**Instructions for the task:** Using the entries that follow, collect the lines where the word "время" appears.

◇ ◇ ◇

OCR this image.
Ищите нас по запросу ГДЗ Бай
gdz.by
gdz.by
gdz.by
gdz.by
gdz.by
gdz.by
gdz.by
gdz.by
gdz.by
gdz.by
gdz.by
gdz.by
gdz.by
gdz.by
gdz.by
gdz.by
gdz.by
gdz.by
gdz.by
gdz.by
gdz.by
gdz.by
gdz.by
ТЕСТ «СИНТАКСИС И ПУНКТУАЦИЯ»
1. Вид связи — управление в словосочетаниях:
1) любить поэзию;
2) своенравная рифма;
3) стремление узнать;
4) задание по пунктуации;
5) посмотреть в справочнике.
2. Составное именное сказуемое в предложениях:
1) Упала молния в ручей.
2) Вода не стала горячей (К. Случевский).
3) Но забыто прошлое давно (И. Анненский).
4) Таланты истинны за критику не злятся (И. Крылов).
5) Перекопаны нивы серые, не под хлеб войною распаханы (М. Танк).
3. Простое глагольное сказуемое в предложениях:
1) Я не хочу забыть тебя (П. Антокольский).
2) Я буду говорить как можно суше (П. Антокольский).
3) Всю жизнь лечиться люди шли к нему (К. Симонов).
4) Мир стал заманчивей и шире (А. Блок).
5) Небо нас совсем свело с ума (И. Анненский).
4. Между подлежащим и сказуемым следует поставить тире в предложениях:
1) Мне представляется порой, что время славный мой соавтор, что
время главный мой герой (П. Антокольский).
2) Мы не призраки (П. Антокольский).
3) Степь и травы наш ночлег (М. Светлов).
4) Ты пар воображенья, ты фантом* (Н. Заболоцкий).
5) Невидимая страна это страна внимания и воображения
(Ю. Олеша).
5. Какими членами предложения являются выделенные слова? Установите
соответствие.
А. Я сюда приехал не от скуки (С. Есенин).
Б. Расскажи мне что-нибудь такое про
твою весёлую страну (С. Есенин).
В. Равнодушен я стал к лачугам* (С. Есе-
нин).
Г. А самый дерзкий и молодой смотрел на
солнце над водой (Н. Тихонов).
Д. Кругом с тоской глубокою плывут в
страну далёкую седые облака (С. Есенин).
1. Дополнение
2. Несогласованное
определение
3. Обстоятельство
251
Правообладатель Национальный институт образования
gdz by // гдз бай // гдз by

◇ ◇ ◇

**Response below:**
1) Мне представляется порой, что время славный мой соавтор, что
время главный мой герой (П. Антокольский).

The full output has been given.